Dataset rows of page text:
:::

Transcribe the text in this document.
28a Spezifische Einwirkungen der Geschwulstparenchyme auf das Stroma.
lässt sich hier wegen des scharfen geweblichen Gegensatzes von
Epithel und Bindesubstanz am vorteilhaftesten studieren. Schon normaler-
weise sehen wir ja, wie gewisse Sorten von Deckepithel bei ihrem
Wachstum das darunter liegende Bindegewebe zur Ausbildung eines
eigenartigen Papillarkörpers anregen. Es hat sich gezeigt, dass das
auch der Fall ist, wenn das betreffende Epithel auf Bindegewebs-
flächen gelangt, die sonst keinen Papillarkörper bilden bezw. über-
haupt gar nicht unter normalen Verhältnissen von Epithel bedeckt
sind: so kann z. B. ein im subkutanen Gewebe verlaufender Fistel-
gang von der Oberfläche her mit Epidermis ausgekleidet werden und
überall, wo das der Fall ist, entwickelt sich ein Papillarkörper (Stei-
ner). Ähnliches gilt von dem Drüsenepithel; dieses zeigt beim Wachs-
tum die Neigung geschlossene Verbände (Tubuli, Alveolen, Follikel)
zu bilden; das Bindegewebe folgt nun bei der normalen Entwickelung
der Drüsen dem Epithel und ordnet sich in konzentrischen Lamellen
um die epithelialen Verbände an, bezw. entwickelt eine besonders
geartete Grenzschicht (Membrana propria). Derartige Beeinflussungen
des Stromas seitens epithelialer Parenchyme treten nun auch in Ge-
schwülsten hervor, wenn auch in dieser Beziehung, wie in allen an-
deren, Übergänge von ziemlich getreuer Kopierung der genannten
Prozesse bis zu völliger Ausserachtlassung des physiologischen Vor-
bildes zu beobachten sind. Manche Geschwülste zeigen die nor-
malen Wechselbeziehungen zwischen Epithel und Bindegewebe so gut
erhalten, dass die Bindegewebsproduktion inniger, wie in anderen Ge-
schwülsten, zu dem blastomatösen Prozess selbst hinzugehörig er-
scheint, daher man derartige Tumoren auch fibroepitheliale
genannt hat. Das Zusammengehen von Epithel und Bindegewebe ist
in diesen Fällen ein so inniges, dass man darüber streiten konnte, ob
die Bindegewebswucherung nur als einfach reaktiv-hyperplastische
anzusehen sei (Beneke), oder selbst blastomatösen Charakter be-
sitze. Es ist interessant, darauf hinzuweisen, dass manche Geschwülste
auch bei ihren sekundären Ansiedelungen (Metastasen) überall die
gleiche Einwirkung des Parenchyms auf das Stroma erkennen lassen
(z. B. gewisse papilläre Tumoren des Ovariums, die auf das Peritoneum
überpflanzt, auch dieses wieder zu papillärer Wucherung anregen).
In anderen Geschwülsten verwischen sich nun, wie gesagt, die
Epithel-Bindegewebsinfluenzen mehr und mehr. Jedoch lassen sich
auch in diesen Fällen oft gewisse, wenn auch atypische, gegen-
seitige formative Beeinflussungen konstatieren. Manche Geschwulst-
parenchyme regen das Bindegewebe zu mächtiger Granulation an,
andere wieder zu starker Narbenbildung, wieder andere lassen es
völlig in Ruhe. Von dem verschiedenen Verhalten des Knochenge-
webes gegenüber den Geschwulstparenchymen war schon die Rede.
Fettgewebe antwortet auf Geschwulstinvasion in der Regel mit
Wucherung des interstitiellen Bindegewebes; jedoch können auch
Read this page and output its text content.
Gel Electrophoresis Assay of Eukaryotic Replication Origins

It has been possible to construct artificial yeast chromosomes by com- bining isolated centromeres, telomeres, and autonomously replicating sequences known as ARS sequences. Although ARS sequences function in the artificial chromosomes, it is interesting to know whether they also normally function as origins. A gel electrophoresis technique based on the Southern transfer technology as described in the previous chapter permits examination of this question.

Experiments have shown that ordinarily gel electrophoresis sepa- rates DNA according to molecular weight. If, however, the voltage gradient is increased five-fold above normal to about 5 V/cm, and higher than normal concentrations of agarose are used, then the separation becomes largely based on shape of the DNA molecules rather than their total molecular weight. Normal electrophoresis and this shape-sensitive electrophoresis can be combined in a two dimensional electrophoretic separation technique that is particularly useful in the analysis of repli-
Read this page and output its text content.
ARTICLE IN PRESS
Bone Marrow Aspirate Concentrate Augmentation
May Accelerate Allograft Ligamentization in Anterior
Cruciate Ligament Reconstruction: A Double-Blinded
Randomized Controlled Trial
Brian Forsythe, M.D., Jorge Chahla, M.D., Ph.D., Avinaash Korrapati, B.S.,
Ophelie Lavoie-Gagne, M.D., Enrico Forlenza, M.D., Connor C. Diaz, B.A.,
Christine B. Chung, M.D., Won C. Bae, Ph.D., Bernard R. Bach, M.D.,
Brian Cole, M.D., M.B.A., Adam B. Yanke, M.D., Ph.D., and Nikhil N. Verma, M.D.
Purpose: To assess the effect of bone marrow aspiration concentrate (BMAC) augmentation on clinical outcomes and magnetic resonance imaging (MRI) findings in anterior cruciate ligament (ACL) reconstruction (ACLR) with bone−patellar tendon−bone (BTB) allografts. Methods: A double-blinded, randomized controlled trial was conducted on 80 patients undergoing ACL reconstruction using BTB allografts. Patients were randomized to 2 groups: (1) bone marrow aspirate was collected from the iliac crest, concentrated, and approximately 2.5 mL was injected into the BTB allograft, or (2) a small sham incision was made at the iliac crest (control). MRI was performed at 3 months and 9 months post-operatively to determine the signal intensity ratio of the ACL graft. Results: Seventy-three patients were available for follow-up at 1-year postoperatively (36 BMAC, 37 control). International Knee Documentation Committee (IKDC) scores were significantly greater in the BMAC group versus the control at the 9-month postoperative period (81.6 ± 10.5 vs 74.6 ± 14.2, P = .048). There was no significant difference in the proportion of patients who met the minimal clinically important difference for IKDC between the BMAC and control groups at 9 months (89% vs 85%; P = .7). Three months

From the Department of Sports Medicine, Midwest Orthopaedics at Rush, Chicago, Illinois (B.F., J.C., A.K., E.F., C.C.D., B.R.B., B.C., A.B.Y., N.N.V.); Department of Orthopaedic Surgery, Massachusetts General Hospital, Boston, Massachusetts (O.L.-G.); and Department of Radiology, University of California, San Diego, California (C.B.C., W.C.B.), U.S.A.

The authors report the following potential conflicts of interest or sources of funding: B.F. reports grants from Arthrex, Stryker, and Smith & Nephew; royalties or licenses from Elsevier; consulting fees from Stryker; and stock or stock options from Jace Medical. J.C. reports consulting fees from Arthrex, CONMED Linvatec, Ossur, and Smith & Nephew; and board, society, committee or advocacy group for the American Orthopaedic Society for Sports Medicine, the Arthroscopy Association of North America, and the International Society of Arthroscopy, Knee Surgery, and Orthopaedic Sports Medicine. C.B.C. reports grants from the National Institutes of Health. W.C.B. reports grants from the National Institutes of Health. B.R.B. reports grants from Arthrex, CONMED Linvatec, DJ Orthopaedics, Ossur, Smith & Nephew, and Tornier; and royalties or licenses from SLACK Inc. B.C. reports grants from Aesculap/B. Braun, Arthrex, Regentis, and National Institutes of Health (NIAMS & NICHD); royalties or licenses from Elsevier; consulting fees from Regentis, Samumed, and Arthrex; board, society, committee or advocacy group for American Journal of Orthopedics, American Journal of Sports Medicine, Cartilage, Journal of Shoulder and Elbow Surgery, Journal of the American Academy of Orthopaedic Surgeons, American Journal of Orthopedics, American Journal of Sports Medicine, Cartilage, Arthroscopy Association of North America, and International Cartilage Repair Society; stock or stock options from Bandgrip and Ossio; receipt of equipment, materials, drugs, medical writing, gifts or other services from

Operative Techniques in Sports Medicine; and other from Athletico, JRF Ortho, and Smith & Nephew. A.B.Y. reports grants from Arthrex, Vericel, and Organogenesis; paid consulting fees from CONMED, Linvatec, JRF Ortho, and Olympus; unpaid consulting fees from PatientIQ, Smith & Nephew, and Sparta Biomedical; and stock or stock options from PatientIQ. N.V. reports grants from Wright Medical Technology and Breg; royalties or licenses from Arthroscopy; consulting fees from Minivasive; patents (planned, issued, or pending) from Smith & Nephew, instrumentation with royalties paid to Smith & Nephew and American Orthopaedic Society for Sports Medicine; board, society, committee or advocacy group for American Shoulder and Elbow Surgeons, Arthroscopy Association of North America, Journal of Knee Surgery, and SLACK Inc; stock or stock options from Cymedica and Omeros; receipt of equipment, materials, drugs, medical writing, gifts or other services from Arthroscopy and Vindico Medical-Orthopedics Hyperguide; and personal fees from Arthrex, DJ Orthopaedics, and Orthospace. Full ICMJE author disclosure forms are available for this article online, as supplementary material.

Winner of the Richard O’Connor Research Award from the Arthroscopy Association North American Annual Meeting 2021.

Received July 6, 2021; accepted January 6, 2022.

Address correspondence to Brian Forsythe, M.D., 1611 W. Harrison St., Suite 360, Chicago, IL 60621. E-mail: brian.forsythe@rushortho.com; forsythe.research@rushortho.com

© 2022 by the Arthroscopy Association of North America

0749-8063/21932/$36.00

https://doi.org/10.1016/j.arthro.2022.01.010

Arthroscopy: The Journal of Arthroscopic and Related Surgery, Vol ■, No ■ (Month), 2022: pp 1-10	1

:::

From the records above, pull out each line that has "dass".

Output:
eigenartigen Papillarkörpers anregen. Es hat sich gezeigt, dass das
erhalten, dass die Bindegewebsproduktion inniger, wie in anderen Ge-
in diesen Fällen ein so inniges, dass man darüber streiten konnte, ob
sitze. Es ist interessant, darauf hinzuweisen, dass manche Geschwülste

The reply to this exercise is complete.